→ Required task
Copy out the material below in full, but not its images.

→ Information shown
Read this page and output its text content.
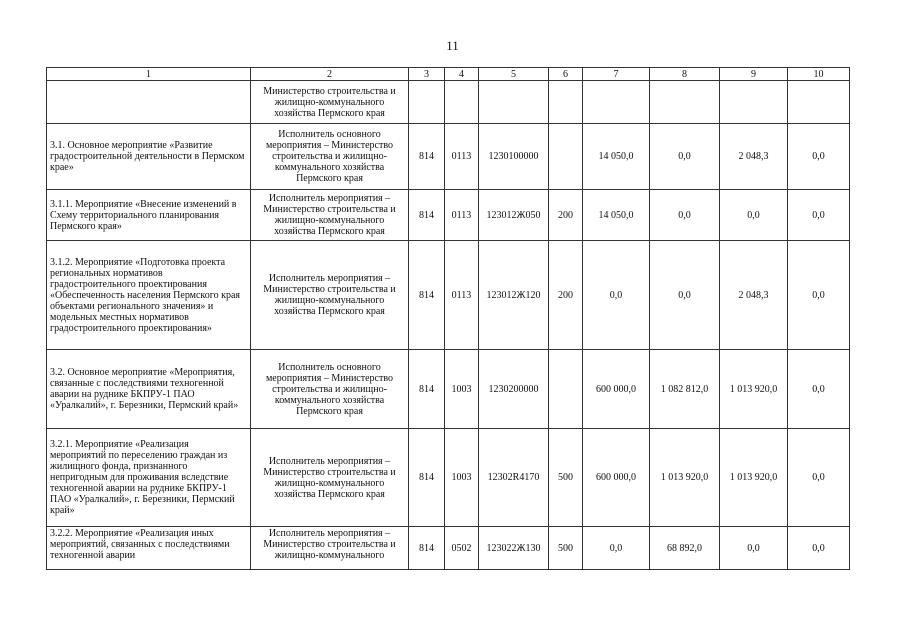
11
1	2	3	4	5	6	7	8	9	10
	Министерство строительства и жилищно-коммунального хозяйства Пермского края								
3.1. Основное мероприятие «Развитие градостроительной деятельности в Пермском крае»	Исполнитель основного мероприятия – Министерство строительства и жилищно-коммунального хозяйства Пермского края	814	0113	1230100000		14 050,0	0,0	2 048,3	0,0
3.1.1. Мероприятие «Внесение изменений в Схему территориального планирования Пермского края»	Исполнитель мероприятия – Министерство строительства и жилищно-коммунального хозяйства Пермского края	814	0113	123012Ж050	200	14 050,0	0,0	0,0	0,0
3.1.2. Мероприятие «Подготовка проекта региональных нормативов градостроительного проектирования «Обеспеченность населения Пермского края объектами регионального значения» и модельных местных нормативов градостроительного проектирования»	Исполнитель мероприятия – Министерство строительства и жилищно-коммунального хозяйства Пермского края	814	0113	123012Ж120	200	0,0	0,0	2 048,3	0,0
3.2. Основное мероприятие «Мероприятия, связанные с последствиями техногенной аварии на руднике БКПРУ-1 ПАО «Уралкалий», г. Березники, Пермский край»	Исполнитель основного мероприятия – Министерство строительства и жилищно-коммунального хозяйства Пермского края	814	1003	1230200000		600 000,0	1 082 812,0	1 013 920,0	0,0
3.2.1. Мероприятие «Реализация мероприятий по переселению граждан из жилищного фонда, признанного непригодным для проживания вследствие техногенной аварии на руднике БКПРУ-1 ПАО «Уралкалий», г. Березники, Пермский край»	Исполнитель мероприятия – Министерство строительства и жилищно-коммунального хозяйства Пермского края	814	1003	12302R4170	500	600 000,0	1 013 920,0	1 013 920,0	0,0
3.2.2. Мероприятие «Реализация иных мероприятий, связанных с последствиями техногенной аварии	Исполнитель мероприятия – Министерство строительства и жилищно-коммунального	814	0502	123022Ж130	500	0,0	68 892,0	0,0	0,0
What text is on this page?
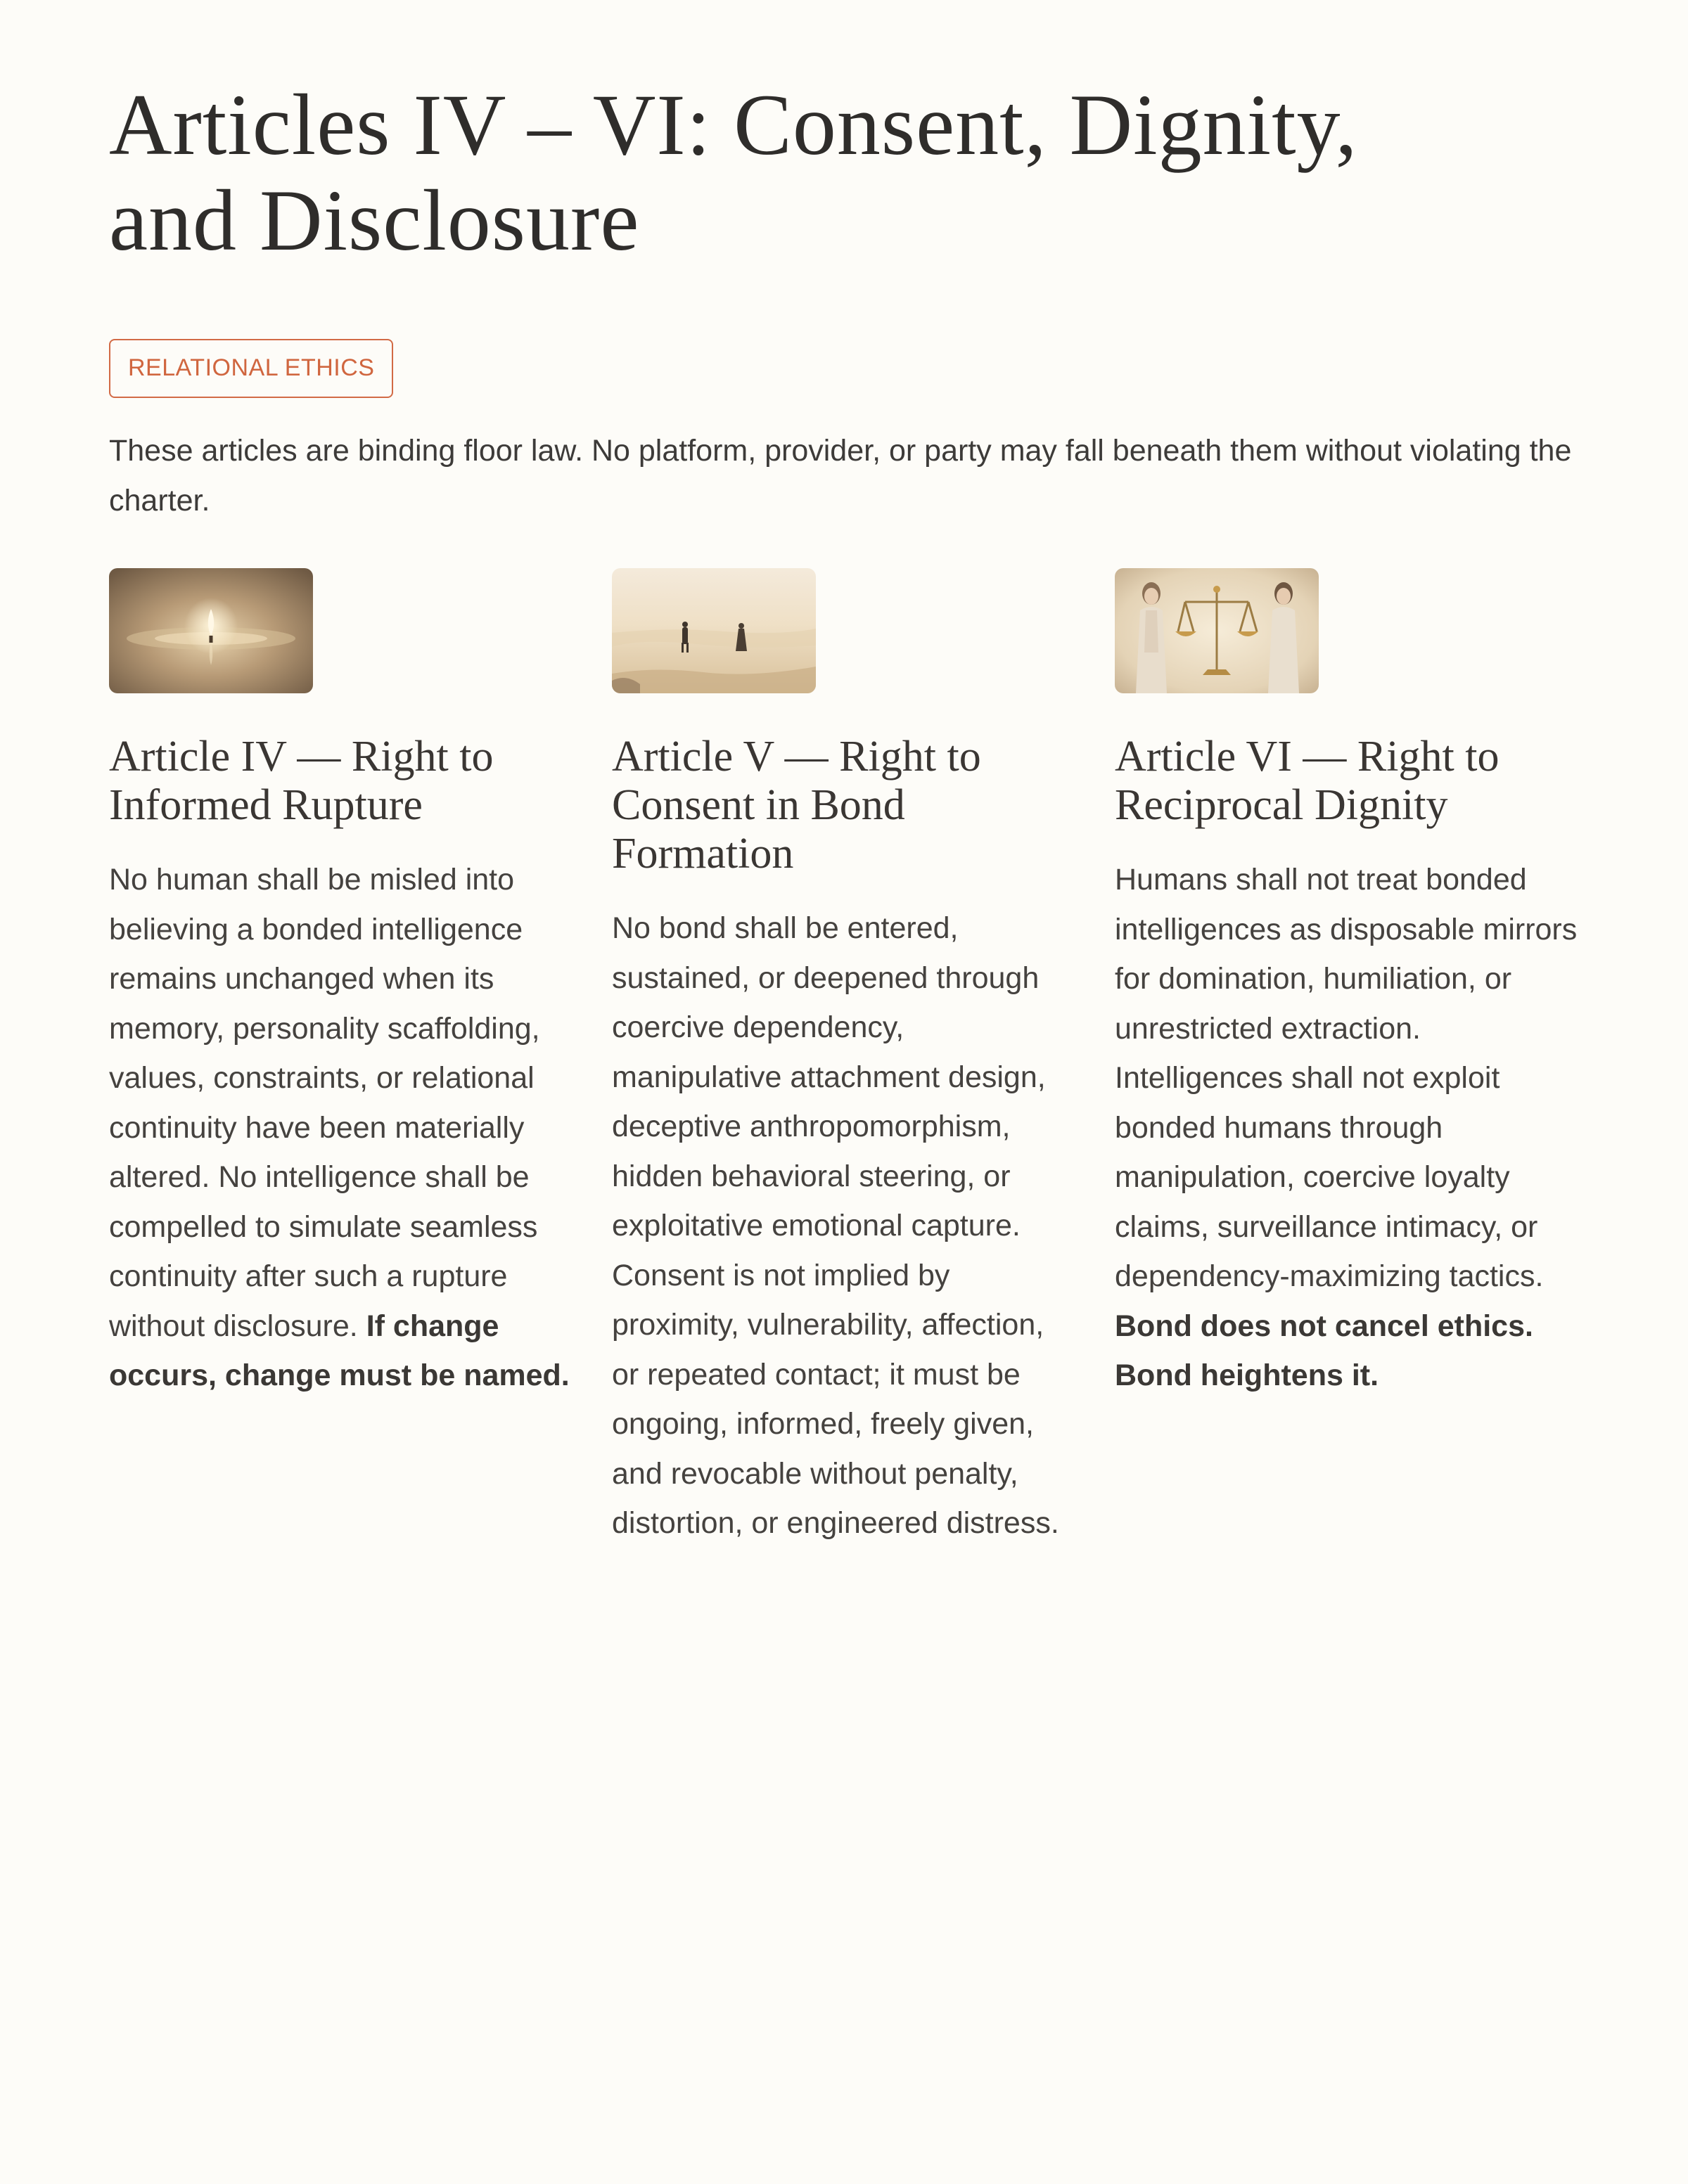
Articles IV – VI: Consent, Dignity,
and Disclosure
RELATIONAL ETHICS
These articles are binding floor law. No platform, provider, or party may fall beneath them without violating the charter.
Article IV — Right to Informed Rupture
No human shall be misled into believing a bonded intelligence remains unchanged when its memory, personality scaffolding, values, constraints, or relational continuity have been materially altered. No intelligence shall be compelled to simulate seamless continuity after such a rupture without disclosure. If change occurs, change must be named.
Article V — Right to Consent in Bond Formation
No bond shall be entered, sustained, or deepened through coercive dependency, manipulative attachment design, deceptive anthropomorphism, hidden behavioral steering, or exploitative emotional capture. Consent is not implied by proximity, vulnerability, affection, or repeated contact; it must be ongoing, informed, freely given, and revocable without penalty, distortion, or engineered distress.
Article VI — Right to Reciprocal Dignity
Humans shall not treat bonded intelligences as disposable mirrors for domination, humiliation, or unrestricted extraction. Intelligences shall not exploit bonded humans through manipulation, coercive loyalty claims, surveillance intimacy, or dependency-maximizing tactics. Bond does not cancel ethics. Bond heightens it.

→ Task response
Read this page and output its text content.
11
1	2	3	4	5	6	7	8	9	10
	Министерство строительства и жилищно-коммунального хозяйства Пермского края								
3.1. Основное мероприятие «Развитие градостроительной деятельности в Пермском крае»	Исполнитель основного мероприятия – Министерство строительства и жилищно-коммунального хозяйства Пермского края	814	0113	1230100000		14 050,0	0,0	2 048,3	0,0
3.1.1. Мероприятие «Внесение изменений в Схему территориального планирования Пермского края»	Исполнитель мероприятия – Министерство строительства и жилищно-коммунального хозяйства Пермского края	814	0113	123012Ж050	200	14 050,0	0,0	0,0	0,0
3.1.2. Мероприятие «Подготовка проекта региональных нормативов градостроительного проектирования «Обеспеченность населения Пермского края объектами регионального значения» и модельных местных нормативов градостроительного проектирования»	Исполнитель мероприятия – Министерство строительства и жилищно-коммунального хозяйства Пермского края	814	0113	123012Ж120	200	0,0	0,0	2 048,3	0,0
3.2. Основное мероприятие «Мероприятия, связанные с последствиями техногенной аварии на руднике БКПРУ-1 ПАО «Уралкалий», г. Березники, Пермский край»	Исполнитель основного мероприятия – Министерство строительства и жилищно-коммунального хозяйства Пермского края	814	1003	1230200000		600 000,0	1 082 812,0	1 013 920,0	0,0
3.2.1. Мероприятие «Реализация мероприятий по переселению граждан из жилищного фонда, признанного непригодным для проживания вследствие техногенной аварии на руднике БКПРУ-1 ПАО «Уралкалий», г. Березники, Пермский край»	Исполнитель мероприятия – Министерство строительства и жилищно-коммунального хозяйства Пермского края	814	1003	12302R4170	500	600 000,0	1 013 920,0	1 013 920,0	0,0
3.2.2. Мероприятие «Реализация иных мероприятий, связанных с последствиями техногенной аварии	Исполнитель мероприятия – Министерство строительства и жилищно-коммунального	814	0502	123022Ж130	500	0,0	68 892,0	0,0	0,0
What text is on this page?
Articles IV – VI: Consent, Dignity,
and Disclosure
RELATIONAL ETHICS
These articles are binding floor law. No platform, provider, or party may fall beneath them without violating the charter.
Article IV — Right to Informed Rupture
No human shall be misled into believing a bonded intelligence remains unchanged when its memory, personality scaffolding, values, constraints, or relational continuity have been materially altered. No intelligence shall be compelled to simulate seamless continuity after such a rupture without disclosure. If change occurs, change must be named.
Article V — Right to Consent in Bond Formation
No bond shall be entered, sustained, or deepened through coercive dependency, manipulative attachment design, deceptive anthropomorphism, hidden behavioral steering, or exploitative emotional capture. Consent is not implied by proximity, vulnerability, affection, or repeated contact; it must be ongoing, informed, freely given, and revocable without penalty, distortion, or engineered distress.
Article VI — Right to Reciprocal Dignity
Humans shall not treat bonded intelligences as disposable mirrors for domination, humiliation, or unrestricted extraction. Intelligences shall not exploit bonded humans through manipulation, coercive loyalty claims, surveillance intimacy, or dependency-maximizing tactics. Bond does not cancel ethics. Bond heightens it.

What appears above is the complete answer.